» **EXERCISE**:
Pull out each line of the data that includes the word "ngày".

» **SOURCE RECORDS**:

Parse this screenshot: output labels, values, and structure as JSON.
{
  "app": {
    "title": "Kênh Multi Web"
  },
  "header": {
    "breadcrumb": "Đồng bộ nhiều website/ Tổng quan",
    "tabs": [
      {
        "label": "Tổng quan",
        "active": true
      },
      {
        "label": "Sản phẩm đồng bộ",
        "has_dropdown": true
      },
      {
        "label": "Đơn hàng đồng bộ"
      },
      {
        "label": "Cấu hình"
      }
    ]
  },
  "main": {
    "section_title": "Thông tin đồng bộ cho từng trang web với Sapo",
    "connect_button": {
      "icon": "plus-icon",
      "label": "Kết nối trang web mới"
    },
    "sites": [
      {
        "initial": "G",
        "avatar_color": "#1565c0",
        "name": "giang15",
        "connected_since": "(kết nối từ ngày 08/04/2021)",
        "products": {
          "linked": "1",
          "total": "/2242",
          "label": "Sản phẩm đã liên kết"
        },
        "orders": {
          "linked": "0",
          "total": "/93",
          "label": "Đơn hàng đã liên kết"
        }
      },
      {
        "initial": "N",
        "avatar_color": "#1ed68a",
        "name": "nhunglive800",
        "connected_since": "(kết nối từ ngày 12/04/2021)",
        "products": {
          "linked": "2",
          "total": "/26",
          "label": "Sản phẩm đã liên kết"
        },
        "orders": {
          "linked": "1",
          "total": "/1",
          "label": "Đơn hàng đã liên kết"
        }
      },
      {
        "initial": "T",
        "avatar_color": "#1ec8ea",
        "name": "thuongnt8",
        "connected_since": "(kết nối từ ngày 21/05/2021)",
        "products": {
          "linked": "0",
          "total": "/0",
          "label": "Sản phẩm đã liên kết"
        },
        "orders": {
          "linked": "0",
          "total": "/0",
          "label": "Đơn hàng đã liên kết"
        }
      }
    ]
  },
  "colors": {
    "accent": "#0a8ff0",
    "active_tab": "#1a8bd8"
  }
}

» **SOLUTION FOR THIS TASK**:
        "connected_since": "(kết nối từ ngày 08/04/2021)",
        "connected_since": "(kết nối từ ngày 12/04/2021)",
        "connected_since": "(kết nối từ ngày 21/05/2021)",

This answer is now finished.